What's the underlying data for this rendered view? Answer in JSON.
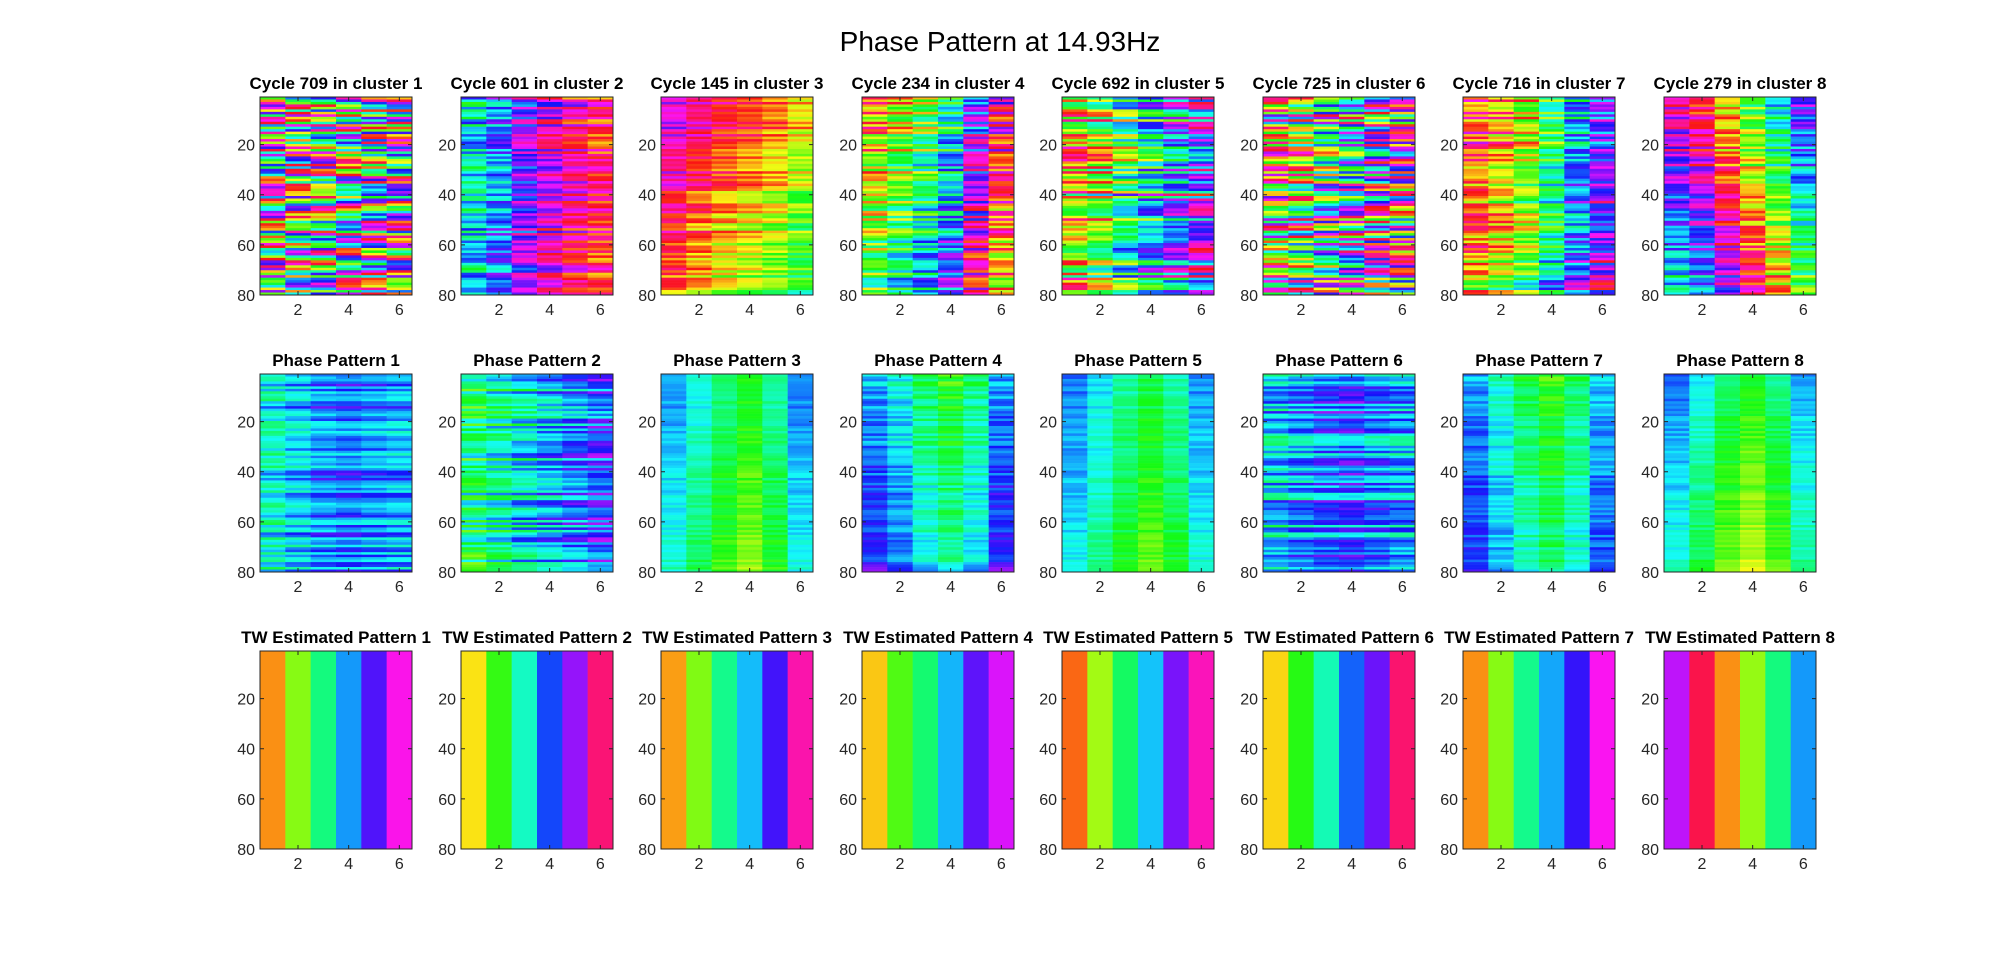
{
  "figure": {
    "title": "Phase Pattern at 14.93Hz"
  },
  "colors": {
    "axis": "#262626",
    "background": "#ffffff"
  },
  "chart_data": [
    {
      "type": "heatmap",
      "title": "Cycle 709 in cluster 1",
      "row": 1,
      "col": 1,
      "mode": "noisy",
      "phases": [
        0.08,
        0.33,
        0.46,
        0.66,
        0.83,
        0.95
      ],
      "slope": 0.0,
      "noise": 0.45,
      "xticks": [
        2,
        4,
        6
      ],
      "yticks": [
        20,
        40,
        60,
        80
      ],
      "xlim": [
        0.5,
        6.5
      ],
      "ylim": [
        1,
        80
      ]
    },
    {
      "type": "heatmap",
      "title": "Cycle 601 in cluster 2",
      "row": 1,
      "col": 2,
      "mode": "noisy",
      "phases": [
        0.5,
        0.6,
        0.75,
        0.84,
        0.92,
        0.98
      ],
      "slope": 0.0,
      "noise": 0.18,
      "xticks": [
        2,
        4,
        6
      ],
      "yticks": [
        20,
        40,
        60,
        80
      ],
      "xlim": [
        0.5,
        6.5
      ],
      "ylim": [
        1,
        80
      ]
    },
    {
      "type": "heatmap",
      "title": "Cycle 145 in cluster 3",
      "row": 1,
      "col": 3,
      "mode": "noisy",
      "phases": [
        0.78,
        0.86,
        0.93,
        0.97,
        0.02,
        0.1
      ],
      "slope": 0.3,
      "noise": 0.12,
      "xticks": [
        2,
        4,
        6
      ],
      "yticks": [
        20,
        40,
        60,
        80
      ],
      "xlim": [
        0.5,
        6.5
      ],
      "ylim": [
        1,
        80
      ]
    },
    {
      "type": "heatmap",
      "title": "Cycle 234 in cluster 4",
      "row": 1,
      "col": 4,
      "mode": "noisy",
      "phases": [
        0.06,
        0.16,
        0.26,
        0.4,
        0.66,
        0.86
      ],
      "slope": 0.3,
      "noise": 0.2,
      "xticks": [
        2,
        4,
        6
      ],
      "yticks": [
        20,
        40,
        60,
        80
      ],
      "xlim": [
        0.5,
        6.5
      ],
      "ylim": [
        1,
        80
      ]
    },
    {
      "type": "heatmap",
      "title": "Cycle 692 in cluster 5",
      "row": 1,
      "col": 5,
      "mode": "noisy",
      "phases": [
        0.15,
        0.25,
        0.38,
        0.5,
        0.6,
        0.72
      ],
      "slope": 0.0,
      "noise": 0.3,
      "xticks": [
        2,
        4,
        6
      ],
      "yticks": [
        20,
        40,
        60,
        80
      ],
      "xlim": [
        0.5,
        6.5
      ],
      "ylim": [
        1,
        80
      ]
    },
    {
      "type": "heatmap",
      "title": "Cycle 725 in cluster 6",
      "row": 1,
      "col": 6,
      "mode": "noisy",
      "phases": [
        0.12,
        0.25,
        0.42,
        0.58,
        0.76,
        0.92
      ],
      "slope": 0.0,
      "noise": 0.4,
      "xticks": [
        2,
        4,
        6
      ],
      "yticks": [
        20,
        40,
        60,
        80
      ],
      "xlim": [
        0.5,
        6.5
      ],
      "ylim": [
        1,
        80
      ]
    },
    {
      "type": "heatmap",
      "title": "Cycle 716 in cluster 7",
      "row": 1,
      "col": 7,
      "mode": "noisy",
      "phases": [
        0.95,
        0.04,
        0.14,
        0.3,
        0.48,
        0.62
      ],
      "slope": 0.22,
      "noise": 0.2,
      "xticks": [
        2,
        4,
        6
      ],
      "yticks": [
        20,
        40,
        60,
        80
      ],
      "xlim": [
        0.5,
        6.5
      ],
      "ylim": [
        1,
        80
      ]
    },
    {
      "type": "heatmap",
      "title": "Cycle 279 in cluster 8",
      "row": 1,
      "col": 8,
      "mode": "noisy",
      "phases": [
        0.9,
        0.0,
        0.18,
        0.35,
        0.52,
        0.72
      ],
      "slope": -0.45,
      "noise": 0.15,
      "xticks": [
        2,
        4,
        6
      ],
      "yticks": [
        20,
        40,
        60,
        80
      ],
      "xlim": [
        0.5,
        6.5
      ],
      "ylim": [
        1,
        80
      ]
    },
    {
      "type": "heatmap",
      "title": "Phase Pattern 1",
      "row": 2,
      "col": 1,
      "mode": "noisy",
      "phases": [
        0.5,
        0.55,
        0.6,
        0.62,
        0.6,
        0.58
      ],
      "slope": 0.0,
      "noise": 0.12,
      "xticks": [
        2,
        4,
        6
      ],
      "yticks": [
        20,
        40,
        60,
        80
      ],
      "xlim": [
        0.5,
        6.5
      ],
      "ylim": [
        1,
        80
      ]
    },
    {
      "type": "heatmap",
      "title": "Phase Pattern 2",
      "row": 2,
      "col": 2,
      "mode": "noisy",
      "phases": [
        0.4,
        0.45,
        0.5,
        0.55,
        0.6,
        0.65
      ],
      "slope": 0.0,
      "noise": 0.15,
      "xticks": [
        2,
        4,
        6
      ],
      "yticks": [
        20,
        40,
        60,
        80
      ],
      "xlim": [
        0.5,
        6.5
      ],
      "ylim": [
        1,
        80
      ]
    },
    {
      "type": "heatmap",
      "title": "Phase Pattern 3",
      "row": 2,
      "col": 3,
      "mode": "noisy",
      "phases": [
        0.58,
        0.5,
        0.42,
        0.36,
        0.45,
        0.6
      ],
      "slope": -0.12,
      "noise": 0.04,
      "xticks": [
        2,
        4,
        6
      ],
      "yticks": [
        20,
        40,
        60,
        80
      ],
      "xlim": [
        0.5,
        6.5
      ],
      "ylim": [
        1,
        80
      ]
    },
    {
      "type": "heatmap",
      "title": "Phase Pattern 4",
      "row": 2,
      "col": 4,
      "mode": "noisy",
      "phases": [
        0.55,
        0.48,
        0.38,
        0.32,
        0.4,
        0.56
      ],
      "slope": 0.14,
      "noise": 0.07,
      "xticks": [
        2,
        4,
        6
      ],
      "yticks": [
        20,
        40,
        60,
        80
      ],
      "xlim": [
        0.5,
        6.5
      ],
      "ylim": [
        1,
        80
      ]
    },
    {
      "type": "heatmap",
      "title": "Phase Pattern 5",
      "row": 2,
      "col": 5,
      "mode": "noisy",
      "phases": [
        0.6,
        0.52,
        0.44,
        0.38,
        0.45,
        0.58
      ],
      "slope": -0.1,
      "noise": 0.04,
      "xticks": [
        2,
        4,
        6
      ],
      "yticks": [
        20,
        40,
        60,
        80
      ],
      "xlim": [
        0.5,
        6.5
      ],
      "ylim": [
        1,
        80
      ]
    },
    {
      "type": "heatmap",
      "title": "Phase Pattern 6",
      "row": 2,
      "col": 6,
      "mode": "noisy",
      "phases": [
        0.52,
        0.56,
        0.6,
        0.62,
        0.58,
        0.55
      ],
      "slope": 0.0,
      "noise": 0.15,
      "xticks": [
        2,
        4,
        6
      ],
      "yticks": [
        20,
        40,
        60,
        80
      ],
      "xlim": [
        0.5,
        6.5
      ],
      "ylim": [
        1,
        80
      ]
    },
    {
      "type": "heatmap",
      "title": "Phase Pattern 7",
      "row": 2,
      "col": 7,
      "mode": "noisy",
      "phases": [
        0.55,
        0.45,
        0.36,
        0.3,
        0.38,
        0.52
      ],
      "slope": 0.12,
      "noise": 0.06,
      "xticks": [
        2,
        4,
        6
      ],
      "yticks": [
        20,
        40,
        60,
        80
      ],
      "xlim": [
        0.5,
        6.5
      ],
      "ylim": [
        1,
        80
      ]
    },
    {
      "type": "heatmap",
      "title": "Phase Pattern 8",
      "row": 2,
      "col": 8,
      "mode": "noisy",
      "phases": [
        0.6,
        0.5,
        0.4,
        0.34,
        0.42,
        0.56
      ],
      "slope": -0.14,
      "noise": 0.04,
      "xticks": [
        2,
        4,
        6
      ],
      "yticks": [
        20,
        40,
        60,
        80
      ],
      "xlim": [
        0.5,
        6.5
      ],
      "ylim": [
        1,
        80
      ]
    },
    {
      "type": "heatmap",
      "title": "TW Estimated Pattern 1",
      "row": 3,
      "col": 1,
      "mode": "stripes",
      "phases": [
        0.09,
        0.25,
        0.41,
        0.57,
        0.71,
        0.845
      ],
      "xticks": [
        2,
        4,
        6
      ],
      "yticks": [
        20,
        40,
        60,
        80
      ],
      "xlim": [
        0.5,
        6.5
      ],
      "ylim": [
        1,
        80
      ]
    },
    {
      "type": "heatmap",
      "title": "TW Estimated Pattern 2",
      "row": 3,
      "col": 2,
      "mode": "stripes",
      "phases": [
        0.15,
        0.31,
        0.46,
        0.63,
        0.76,
        0.93
      ],
      "xticks": [
        2,
        4,
        6
      ],
      "yticks": [
        20,
        40,
        60,
        80
      ],
      "xlim": [
        0.5,
        6.5
      ],
      "ylim": [
        1,
        80
      ]
    },
    {
      "type": "heatmap",
      "title": "TW Estimated Pattern 3",
      "row": 3,
      "col": 3,
      "mode": "stripes",
      "phases": [
        0.1,
        0.255,
        0.42,
        0.545,
        0.7,
        0.89
      ],
      "xticks": [
        2,
        4,
        6
      ],
      "yticks": [
        20,
        40,
        60,
        80
      ],
      "xlim": [
        0.5,
        6.5
      ],
      "ylim": [
        1,
        80
      ]
    },
    {
      "type": "heatmap",
      "title": "TW Estimated Pattern 4",
      "row": 3,
      "col": 4,
      "mode": "stripes",
      "phases": [
        0.13,
        0.29,
        0.4,
        0.55,
        0.72,
        0.81
      ],
      "xticks": [
        2,
        4,
        6
      ],
      "yticks": [
        20,
        40,
        60,
        80
      ],
      "xlim": [
        0.5,
        6.5
      ],
      "ylim": [
        1,
        80
      ]
    },
    {
      "type": "heatmap",
      "title": "TW Estimated Pattern 5",
      "row": 3,
      "col": 5,
      "mode": "stripes",
      "phases": [
        0.06,
        0.23,
        0.39,
        0.54,
        0.74,
        0.88
      ],
      "xticks": [
        2,
        4,
        6
      ],
      "yticks": [
        20,
        40,
        60,
        80
      ],
      "xlim": [
        0.5,
        6.5
      ],
      "ylim": [
        1,
        80
      ]
    },
    {
      "type": "heatmap",
      "title": "TW Estimated Pattern 6",
      "row": 3,
      "col": 6,
      "mode": "stripes",
      "phases": [
        0.14,
        0.32,
        0.45,
        0.61,
        0.73,
        0.935
      ],
      "xticks": [
        2,
        4,
        6
      ],
      "yticks": [
        20,
        40,
        60,
        80
      ],
      "xlim": [
        0.5,
        6.5
      ],
      "ylim": [
        1,
        80
      ]
    },
    {
      "type": "heatmap",
      "title": "TW Estimated Pattern 7",
      "row": 3,
      "col": 7,
      "mode": "stripes",
      "phases": [
        0.09,
        0.25,
        0.42,
        0.56,
        0.69,
        0.84
      ],
      "xticks": [
        2,
        4,
        6
      ],
      "yticks": [
        20,
        40,
        60,
        80
      ],
      "xlim": [
        0.5,
        6.5
      ],
      "ylim": [
        1,
        80
      ]
    },
    {
      "type": "heatmap",
      "title": "TW Estimated Pattern 8",
      "row": 3,
      "col": 8,
      "mode": "stripes",
      "phases": [
        0.79,
        0.96,
        0.09,
        0.24,
        0.41,
        0.57
      ],
      "xticks": [
        2,
        4,
        6
      ],
      "yticks": [
        20,
        40,
        60,
        80
      ],
      "xlim": [
        0.5,
        6.5
      ],
      "ylim": [
        1,
        80
      ]
    }
  ]
}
=====
* [Task]:
Copy each line containing the word "Estimated" from the data.

* [Answer to this task]:
      "title": "TW Estimated Pattern 1",
      "title": "TW Estimated Pattern 2",
      "title": "TW Estimated Pattern 3",
      "title": "TW Estimated Pattern 4",
      "title": "TW Estimated Pattern 5",
      "title": "TW Estimated Pattern 6",
      "title": "TW Estimated Pattern 7",
      "title": "TW Estimated Pattern 8",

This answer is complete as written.